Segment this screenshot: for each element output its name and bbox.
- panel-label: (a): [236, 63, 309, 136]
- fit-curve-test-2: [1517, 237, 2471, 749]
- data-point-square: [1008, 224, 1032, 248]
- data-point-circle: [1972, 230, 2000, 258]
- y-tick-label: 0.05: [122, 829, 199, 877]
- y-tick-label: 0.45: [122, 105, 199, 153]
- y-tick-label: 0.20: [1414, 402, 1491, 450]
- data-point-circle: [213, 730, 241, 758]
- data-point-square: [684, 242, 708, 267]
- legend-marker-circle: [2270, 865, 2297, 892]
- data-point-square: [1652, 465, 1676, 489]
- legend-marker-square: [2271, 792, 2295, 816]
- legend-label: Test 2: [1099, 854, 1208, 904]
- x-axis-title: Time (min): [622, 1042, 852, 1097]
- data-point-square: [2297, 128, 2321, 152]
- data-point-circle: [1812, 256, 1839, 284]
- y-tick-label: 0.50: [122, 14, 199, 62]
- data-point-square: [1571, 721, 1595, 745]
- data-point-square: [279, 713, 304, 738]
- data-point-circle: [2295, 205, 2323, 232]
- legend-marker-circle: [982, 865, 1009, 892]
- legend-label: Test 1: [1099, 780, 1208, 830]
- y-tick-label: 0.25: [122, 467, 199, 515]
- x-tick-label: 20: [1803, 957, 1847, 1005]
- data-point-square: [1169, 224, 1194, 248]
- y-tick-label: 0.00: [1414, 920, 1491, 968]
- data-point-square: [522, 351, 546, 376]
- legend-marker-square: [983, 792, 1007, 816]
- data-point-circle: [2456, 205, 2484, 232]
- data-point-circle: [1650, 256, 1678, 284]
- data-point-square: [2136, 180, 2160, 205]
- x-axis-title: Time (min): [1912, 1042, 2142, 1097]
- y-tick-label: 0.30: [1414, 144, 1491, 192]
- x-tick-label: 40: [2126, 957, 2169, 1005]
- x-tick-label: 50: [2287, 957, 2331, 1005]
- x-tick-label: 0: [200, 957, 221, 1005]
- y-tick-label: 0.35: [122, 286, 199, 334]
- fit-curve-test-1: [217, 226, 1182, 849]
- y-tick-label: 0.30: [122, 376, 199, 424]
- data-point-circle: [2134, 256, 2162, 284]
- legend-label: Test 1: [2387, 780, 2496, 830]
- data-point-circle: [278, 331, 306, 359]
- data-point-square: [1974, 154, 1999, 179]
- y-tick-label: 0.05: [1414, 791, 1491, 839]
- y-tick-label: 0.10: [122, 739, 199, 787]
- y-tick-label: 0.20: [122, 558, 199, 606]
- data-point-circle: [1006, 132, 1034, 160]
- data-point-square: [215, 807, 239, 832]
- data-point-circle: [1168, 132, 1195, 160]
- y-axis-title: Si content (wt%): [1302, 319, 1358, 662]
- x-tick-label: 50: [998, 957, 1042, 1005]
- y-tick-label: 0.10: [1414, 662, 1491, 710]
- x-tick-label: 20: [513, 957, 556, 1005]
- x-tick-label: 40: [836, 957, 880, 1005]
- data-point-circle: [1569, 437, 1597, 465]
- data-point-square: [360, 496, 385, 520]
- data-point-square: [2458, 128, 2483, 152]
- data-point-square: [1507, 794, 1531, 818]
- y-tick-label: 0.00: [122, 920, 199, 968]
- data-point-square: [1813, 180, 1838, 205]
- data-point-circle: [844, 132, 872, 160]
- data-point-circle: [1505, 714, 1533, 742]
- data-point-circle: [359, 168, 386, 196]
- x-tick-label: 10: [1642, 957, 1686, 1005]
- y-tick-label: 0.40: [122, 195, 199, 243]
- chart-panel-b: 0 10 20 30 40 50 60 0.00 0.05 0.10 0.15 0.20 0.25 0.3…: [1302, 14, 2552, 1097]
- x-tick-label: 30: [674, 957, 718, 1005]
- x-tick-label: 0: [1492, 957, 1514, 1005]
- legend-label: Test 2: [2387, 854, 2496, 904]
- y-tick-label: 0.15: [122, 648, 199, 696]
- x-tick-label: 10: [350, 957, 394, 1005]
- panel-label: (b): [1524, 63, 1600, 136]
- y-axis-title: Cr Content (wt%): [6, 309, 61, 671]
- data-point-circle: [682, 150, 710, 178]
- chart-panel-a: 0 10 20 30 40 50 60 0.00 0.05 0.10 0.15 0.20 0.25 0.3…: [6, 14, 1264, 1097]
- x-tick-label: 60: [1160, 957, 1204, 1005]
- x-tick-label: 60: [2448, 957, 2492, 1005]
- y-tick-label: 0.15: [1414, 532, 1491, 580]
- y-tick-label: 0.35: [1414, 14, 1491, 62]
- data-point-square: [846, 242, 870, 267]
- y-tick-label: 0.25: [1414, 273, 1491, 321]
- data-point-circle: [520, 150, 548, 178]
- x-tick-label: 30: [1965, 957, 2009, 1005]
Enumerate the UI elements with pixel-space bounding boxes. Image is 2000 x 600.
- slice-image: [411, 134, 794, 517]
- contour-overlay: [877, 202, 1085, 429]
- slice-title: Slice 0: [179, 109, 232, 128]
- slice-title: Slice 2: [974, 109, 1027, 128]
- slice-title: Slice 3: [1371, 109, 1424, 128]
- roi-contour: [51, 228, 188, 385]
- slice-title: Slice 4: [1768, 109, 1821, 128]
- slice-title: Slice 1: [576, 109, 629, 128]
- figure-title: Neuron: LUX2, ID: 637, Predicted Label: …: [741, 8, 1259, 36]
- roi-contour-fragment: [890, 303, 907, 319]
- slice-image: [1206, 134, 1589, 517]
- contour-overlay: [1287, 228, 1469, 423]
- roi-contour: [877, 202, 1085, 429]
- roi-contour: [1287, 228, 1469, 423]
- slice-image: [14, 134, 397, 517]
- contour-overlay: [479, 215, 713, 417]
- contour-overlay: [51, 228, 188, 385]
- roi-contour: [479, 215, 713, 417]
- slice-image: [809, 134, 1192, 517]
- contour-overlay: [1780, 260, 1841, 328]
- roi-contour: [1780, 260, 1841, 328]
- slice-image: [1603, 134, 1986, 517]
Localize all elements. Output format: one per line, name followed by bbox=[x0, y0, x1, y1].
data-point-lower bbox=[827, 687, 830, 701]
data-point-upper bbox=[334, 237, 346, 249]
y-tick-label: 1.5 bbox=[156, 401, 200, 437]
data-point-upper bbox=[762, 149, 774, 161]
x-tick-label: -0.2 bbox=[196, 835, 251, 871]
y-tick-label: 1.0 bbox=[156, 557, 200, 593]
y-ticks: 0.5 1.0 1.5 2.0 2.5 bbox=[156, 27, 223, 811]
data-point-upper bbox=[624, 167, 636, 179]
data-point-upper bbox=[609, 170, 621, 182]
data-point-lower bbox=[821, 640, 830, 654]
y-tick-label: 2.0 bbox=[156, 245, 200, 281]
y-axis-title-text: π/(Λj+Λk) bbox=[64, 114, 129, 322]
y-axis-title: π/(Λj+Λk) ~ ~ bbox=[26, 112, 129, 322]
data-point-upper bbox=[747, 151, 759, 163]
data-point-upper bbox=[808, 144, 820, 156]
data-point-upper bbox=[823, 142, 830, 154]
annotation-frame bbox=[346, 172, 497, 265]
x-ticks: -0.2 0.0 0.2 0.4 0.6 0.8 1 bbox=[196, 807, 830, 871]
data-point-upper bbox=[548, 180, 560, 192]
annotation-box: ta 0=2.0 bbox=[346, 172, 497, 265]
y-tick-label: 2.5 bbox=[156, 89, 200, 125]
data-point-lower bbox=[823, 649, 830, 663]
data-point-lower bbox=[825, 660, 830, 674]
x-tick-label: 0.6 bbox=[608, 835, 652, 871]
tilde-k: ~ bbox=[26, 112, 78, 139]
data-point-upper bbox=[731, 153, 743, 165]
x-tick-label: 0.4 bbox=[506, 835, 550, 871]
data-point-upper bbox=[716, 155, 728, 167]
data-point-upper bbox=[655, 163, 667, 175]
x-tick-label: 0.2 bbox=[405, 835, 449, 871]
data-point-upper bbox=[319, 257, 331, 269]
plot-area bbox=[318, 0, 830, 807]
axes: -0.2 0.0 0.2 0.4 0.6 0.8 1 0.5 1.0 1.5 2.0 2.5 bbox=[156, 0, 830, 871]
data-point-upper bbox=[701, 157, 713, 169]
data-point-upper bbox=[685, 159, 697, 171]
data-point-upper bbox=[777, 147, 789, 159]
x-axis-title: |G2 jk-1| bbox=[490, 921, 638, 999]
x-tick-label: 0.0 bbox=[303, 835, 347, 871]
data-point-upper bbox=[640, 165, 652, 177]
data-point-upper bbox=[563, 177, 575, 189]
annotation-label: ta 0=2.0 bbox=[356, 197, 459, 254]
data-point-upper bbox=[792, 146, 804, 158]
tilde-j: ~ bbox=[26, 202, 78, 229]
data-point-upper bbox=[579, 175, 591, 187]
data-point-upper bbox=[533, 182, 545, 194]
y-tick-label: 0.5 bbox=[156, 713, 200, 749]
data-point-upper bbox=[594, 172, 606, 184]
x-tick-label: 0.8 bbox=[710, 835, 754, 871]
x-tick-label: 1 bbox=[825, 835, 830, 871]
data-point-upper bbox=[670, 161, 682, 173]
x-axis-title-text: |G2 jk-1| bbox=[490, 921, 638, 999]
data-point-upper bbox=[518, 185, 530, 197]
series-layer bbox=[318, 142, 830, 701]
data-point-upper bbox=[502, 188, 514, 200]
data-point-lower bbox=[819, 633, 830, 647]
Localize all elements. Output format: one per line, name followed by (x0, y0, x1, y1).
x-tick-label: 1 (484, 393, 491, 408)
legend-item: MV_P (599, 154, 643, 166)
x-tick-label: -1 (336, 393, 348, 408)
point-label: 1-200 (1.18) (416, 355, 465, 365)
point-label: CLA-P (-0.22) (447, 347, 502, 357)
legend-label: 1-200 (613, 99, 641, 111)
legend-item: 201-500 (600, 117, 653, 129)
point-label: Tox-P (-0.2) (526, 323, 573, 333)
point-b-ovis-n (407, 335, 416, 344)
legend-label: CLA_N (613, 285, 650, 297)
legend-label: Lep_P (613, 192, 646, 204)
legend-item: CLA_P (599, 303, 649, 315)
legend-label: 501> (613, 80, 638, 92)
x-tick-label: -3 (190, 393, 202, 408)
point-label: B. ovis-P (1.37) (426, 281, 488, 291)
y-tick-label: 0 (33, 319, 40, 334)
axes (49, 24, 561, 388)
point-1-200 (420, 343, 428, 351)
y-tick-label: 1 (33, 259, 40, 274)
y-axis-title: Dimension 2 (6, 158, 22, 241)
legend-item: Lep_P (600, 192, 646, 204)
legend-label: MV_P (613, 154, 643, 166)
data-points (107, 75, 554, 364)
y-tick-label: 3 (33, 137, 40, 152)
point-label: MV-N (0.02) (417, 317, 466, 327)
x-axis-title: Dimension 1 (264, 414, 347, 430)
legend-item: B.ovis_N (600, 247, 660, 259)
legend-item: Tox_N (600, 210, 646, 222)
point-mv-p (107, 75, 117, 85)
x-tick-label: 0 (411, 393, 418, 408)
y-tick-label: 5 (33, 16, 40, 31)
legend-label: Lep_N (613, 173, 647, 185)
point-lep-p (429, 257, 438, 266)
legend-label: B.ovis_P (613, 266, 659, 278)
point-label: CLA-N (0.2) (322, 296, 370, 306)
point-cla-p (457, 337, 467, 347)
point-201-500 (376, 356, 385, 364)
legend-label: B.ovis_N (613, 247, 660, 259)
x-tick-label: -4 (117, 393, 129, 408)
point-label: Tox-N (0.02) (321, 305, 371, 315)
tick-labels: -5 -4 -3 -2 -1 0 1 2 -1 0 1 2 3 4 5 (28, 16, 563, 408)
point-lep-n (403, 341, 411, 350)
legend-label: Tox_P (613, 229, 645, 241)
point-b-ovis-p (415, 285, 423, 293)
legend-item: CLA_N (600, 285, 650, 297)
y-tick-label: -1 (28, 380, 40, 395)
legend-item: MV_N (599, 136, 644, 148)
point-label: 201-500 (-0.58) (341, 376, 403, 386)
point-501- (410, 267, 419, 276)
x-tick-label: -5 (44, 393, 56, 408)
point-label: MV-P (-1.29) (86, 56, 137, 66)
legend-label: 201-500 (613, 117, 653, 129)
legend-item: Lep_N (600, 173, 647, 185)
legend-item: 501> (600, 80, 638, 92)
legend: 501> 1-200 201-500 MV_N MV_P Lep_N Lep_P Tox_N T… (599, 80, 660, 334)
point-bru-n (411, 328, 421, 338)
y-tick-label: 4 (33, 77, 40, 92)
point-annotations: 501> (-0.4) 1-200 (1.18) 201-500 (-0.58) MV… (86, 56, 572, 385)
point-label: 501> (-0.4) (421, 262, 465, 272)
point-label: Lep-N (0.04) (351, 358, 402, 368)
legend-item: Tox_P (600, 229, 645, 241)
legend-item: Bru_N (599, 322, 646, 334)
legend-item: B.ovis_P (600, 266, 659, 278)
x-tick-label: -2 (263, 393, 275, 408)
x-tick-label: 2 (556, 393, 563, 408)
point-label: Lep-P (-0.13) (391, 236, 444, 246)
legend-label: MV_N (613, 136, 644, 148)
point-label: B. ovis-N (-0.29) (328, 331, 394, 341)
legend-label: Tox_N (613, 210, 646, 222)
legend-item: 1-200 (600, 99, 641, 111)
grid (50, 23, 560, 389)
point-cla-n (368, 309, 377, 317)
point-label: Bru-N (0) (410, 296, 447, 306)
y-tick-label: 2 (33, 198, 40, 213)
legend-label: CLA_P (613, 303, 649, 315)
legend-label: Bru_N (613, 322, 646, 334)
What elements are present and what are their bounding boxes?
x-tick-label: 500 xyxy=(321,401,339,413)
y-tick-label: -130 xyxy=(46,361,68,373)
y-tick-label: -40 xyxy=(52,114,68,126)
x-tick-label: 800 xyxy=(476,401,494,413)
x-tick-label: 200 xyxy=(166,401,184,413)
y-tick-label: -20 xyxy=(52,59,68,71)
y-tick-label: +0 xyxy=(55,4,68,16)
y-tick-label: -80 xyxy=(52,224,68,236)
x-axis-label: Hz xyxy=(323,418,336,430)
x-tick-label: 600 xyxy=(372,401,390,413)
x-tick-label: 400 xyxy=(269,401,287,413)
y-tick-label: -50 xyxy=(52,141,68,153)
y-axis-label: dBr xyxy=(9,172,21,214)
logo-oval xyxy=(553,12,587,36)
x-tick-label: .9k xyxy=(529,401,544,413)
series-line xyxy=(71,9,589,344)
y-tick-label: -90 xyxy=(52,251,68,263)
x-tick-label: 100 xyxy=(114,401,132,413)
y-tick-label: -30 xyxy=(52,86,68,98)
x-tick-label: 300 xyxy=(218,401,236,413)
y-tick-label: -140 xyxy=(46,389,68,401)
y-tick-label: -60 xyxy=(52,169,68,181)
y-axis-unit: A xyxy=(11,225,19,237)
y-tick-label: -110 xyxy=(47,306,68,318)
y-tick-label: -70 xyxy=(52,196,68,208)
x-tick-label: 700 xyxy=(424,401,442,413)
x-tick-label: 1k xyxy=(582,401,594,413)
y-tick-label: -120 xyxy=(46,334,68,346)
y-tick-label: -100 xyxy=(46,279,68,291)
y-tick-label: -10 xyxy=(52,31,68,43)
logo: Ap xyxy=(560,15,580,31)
***
• _Work to complete_
Rewrite the data from its first line down through the line containing "- y-tick-label: 0.45: [122, 105, 199, 153]", substituting "subplot-label" for "panel-label" and leaving everything else unchanged.

• _Full output_
Segment this screenshot: for each element output its name and bbox.
- subplot-label: (a): [236, 63, 309, 136]
- fit-curve-test-2: [1517, 237, 2471, 749]
- data-point-square: [1008, 224, 1032, 248]
- data-point-circle: [1972, 230, 2000, 258]
- y-tick-label: 0.05: [122, 829, 199, 877]
- y-tick-label: 0.45: [122, 105, 199, 153]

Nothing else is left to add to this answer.